— Begin Task data —
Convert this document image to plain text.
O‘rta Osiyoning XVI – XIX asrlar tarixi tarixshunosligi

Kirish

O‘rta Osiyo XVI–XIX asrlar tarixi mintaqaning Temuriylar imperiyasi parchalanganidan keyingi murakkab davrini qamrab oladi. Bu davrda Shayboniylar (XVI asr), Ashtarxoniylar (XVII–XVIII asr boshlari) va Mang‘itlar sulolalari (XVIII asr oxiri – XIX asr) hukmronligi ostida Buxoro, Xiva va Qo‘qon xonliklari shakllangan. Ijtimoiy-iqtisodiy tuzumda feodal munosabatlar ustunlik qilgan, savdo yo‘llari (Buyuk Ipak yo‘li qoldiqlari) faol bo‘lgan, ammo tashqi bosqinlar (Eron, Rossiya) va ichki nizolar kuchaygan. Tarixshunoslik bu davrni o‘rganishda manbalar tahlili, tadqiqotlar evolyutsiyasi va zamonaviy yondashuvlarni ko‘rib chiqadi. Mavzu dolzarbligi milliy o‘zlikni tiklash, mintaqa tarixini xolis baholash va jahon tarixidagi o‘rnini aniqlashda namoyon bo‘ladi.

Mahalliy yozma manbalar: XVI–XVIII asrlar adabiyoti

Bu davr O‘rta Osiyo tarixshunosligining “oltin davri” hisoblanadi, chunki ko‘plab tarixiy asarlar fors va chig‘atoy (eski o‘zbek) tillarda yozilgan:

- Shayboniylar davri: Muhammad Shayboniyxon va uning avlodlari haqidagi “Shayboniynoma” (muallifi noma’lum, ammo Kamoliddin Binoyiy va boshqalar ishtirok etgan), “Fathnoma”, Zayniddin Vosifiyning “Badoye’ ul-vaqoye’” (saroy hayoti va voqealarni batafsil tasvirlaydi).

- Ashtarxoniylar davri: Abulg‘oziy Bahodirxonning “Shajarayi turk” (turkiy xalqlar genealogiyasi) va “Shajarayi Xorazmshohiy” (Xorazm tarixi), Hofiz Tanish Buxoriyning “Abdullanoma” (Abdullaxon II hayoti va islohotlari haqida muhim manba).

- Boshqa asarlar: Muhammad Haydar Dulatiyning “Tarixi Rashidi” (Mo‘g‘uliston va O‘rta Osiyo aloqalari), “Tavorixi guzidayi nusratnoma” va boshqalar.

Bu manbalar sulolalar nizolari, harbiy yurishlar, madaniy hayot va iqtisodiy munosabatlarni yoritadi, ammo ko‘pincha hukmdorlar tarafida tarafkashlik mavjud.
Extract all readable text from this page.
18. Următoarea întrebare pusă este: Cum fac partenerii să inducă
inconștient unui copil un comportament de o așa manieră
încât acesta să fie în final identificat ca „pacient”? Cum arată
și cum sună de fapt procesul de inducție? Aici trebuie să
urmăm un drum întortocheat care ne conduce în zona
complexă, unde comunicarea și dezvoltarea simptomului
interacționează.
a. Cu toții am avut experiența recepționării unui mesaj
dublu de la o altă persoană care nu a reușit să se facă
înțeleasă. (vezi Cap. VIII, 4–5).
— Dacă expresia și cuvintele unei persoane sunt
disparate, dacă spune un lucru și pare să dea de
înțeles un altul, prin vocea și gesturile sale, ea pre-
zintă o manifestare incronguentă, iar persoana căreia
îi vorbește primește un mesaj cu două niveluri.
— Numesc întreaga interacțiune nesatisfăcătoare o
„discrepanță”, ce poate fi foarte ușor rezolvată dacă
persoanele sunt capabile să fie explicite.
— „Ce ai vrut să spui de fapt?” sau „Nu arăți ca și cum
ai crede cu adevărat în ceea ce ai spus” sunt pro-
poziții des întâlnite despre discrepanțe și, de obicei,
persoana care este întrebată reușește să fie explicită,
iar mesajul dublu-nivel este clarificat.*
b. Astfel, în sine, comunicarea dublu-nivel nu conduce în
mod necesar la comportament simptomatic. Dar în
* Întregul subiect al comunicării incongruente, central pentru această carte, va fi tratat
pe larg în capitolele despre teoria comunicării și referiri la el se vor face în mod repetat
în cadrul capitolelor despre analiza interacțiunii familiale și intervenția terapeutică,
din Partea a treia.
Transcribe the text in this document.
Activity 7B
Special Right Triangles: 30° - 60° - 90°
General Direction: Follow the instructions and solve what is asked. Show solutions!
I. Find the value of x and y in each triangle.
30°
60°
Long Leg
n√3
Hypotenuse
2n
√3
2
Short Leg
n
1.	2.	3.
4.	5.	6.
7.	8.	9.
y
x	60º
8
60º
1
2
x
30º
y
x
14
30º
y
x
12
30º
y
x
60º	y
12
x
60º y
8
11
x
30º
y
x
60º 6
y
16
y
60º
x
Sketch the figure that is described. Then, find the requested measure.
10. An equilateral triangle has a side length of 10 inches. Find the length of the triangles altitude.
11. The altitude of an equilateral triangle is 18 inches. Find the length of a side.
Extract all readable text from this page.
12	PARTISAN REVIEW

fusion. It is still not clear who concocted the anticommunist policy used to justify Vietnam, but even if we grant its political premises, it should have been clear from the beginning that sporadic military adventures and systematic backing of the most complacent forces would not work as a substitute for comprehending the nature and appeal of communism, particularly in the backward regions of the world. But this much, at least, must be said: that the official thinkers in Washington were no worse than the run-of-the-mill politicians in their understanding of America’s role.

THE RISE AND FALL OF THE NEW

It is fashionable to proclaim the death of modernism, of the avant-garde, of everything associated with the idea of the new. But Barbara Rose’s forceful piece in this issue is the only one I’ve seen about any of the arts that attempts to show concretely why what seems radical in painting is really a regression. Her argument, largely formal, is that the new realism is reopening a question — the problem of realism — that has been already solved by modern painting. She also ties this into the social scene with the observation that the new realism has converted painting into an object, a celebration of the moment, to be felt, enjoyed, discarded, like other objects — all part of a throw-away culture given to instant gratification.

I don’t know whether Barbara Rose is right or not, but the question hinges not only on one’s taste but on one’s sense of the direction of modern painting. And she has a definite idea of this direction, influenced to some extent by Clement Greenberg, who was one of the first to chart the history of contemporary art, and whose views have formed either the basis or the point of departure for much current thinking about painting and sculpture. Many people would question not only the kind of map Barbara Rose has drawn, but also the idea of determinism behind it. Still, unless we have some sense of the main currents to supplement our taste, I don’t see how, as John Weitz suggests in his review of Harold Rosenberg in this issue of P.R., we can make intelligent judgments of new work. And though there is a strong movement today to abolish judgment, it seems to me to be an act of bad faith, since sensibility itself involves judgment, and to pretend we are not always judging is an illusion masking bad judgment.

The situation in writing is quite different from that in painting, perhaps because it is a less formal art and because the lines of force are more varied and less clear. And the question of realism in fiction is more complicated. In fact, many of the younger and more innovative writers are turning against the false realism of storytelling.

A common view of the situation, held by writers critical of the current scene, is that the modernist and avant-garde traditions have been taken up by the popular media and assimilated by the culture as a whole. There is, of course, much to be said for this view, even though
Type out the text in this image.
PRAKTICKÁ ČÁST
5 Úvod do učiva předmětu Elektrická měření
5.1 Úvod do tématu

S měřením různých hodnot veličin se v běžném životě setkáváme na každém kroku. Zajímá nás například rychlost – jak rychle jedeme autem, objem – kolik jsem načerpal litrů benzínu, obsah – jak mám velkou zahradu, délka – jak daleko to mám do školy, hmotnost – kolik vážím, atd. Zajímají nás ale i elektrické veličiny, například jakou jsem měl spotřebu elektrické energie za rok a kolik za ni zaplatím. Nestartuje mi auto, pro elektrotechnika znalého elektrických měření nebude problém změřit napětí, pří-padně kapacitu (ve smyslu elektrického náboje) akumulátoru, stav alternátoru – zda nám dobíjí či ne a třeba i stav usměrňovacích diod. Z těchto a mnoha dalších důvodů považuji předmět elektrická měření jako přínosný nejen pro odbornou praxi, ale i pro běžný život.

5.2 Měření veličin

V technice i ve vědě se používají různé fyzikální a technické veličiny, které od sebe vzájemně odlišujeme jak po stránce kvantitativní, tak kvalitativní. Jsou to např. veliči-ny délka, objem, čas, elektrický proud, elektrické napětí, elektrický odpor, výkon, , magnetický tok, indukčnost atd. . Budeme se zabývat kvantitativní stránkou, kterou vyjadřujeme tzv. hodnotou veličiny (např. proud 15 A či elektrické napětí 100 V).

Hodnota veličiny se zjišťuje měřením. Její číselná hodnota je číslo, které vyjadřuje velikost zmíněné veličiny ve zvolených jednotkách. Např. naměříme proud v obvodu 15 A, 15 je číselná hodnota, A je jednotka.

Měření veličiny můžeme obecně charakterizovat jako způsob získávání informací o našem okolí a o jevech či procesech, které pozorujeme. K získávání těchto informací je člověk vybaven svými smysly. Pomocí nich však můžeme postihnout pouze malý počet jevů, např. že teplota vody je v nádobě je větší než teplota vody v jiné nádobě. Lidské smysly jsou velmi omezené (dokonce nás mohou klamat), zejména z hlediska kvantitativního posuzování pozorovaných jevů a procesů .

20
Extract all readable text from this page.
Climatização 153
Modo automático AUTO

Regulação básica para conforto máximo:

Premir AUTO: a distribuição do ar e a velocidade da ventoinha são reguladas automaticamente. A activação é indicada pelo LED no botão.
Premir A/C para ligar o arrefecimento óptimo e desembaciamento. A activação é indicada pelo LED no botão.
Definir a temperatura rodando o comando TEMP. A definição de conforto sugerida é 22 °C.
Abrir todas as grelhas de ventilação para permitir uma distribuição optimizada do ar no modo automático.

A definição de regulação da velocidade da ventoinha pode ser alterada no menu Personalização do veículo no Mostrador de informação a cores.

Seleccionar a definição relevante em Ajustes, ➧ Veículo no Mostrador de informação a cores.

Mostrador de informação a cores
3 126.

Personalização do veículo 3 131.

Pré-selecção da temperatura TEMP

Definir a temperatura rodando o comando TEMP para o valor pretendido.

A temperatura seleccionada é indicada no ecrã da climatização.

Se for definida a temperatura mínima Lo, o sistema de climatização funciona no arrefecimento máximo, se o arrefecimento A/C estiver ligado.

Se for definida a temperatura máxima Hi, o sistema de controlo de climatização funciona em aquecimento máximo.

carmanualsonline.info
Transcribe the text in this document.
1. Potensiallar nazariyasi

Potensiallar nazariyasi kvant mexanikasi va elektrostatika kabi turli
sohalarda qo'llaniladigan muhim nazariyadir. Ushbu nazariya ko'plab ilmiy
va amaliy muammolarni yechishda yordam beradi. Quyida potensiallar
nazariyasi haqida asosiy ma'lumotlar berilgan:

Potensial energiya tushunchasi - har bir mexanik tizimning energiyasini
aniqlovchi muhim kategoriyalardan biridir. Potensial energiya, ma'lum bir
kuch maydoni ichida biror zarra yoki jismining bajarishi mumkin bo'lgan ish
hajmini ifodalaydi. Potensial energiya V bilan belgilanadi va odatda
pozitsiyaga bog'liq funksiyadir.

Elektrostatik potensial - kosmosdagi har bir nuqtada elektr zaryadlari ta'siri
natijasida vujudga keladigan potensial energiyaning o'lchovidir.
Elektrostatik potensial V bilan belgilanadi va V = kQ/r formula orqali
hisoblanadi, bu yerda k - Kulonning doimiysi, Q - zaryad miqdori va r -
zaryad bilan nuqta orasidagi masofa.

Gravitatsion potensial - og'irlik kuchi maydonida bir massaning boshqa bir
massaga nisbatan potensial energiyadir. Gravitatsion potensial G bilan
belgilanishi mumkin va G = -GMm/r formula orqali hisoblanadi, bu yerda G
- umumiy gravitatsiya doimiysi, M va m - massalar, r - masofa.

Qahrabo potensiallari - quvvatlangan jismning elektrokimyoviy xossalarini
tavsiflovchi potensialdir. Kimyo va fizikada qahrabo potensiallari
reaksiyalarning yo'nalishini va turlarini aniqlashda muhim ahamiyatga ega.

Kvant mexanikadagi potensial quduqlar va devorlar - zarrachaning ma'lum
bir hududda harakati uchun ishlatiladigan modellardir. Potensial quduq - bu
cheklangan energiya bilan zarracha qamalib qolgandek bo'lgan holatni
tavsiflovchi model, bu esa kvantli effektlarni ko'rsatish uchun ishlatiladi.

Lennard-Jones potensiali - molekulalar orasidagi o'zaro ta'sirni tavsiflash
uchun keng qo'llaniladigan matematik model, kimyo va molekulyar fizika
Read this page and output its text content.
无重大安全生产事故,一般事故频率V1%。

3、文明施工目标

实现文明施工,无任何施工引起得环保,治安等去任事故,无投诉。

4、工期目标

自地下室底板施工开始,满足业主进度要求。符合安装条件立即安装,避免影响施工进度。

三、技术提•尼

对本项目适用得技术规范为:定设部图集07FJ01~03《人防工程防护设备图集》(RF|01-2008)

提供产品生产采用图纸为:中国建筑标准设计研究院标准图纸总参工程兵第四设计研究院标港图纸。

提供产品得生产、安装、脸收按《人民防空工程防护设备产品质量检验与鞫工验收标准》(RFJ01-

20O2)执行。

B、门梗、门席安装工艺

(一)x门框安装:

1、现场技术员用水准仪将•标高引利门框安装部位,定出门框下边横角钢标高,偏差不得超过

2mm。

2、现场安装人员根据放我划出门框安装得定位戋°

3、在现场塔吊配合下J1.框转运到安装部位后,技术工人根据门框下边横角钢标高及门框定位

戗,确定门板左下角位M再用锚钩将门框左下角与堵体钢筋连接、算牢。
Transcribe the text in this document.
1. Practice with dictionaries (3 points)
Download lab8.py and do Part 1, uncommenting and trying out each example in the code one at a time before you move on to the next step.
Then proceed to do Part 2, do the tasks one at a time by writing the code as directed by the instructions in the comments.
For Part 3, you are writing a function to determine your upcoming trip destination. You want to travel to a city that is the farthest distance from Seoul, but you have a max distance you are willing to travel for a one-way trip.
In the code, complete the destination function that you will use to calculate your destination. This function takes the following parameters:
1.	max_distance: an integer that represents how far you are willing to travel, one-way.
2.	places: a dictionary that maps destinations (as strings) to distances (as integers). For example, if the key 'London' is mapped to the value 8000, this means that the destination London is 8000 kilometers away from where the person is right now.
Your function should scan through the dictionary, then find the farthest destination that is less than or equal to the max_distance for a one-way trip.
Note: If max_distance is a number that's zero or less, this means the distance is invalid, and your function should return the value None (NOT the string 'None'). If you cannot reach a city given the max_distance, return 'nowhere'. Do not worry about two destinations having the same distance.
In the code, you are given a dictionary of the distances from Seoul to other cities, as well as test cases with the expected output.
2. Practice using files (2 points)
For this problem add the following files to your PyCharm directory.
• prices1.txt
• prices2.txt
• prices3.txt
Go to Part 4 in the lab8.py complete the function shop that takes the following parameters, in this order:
— End Task data —
▶ Short problem
Provide only the count of lines in the data above that include the string "conduce".

▶ The solution
2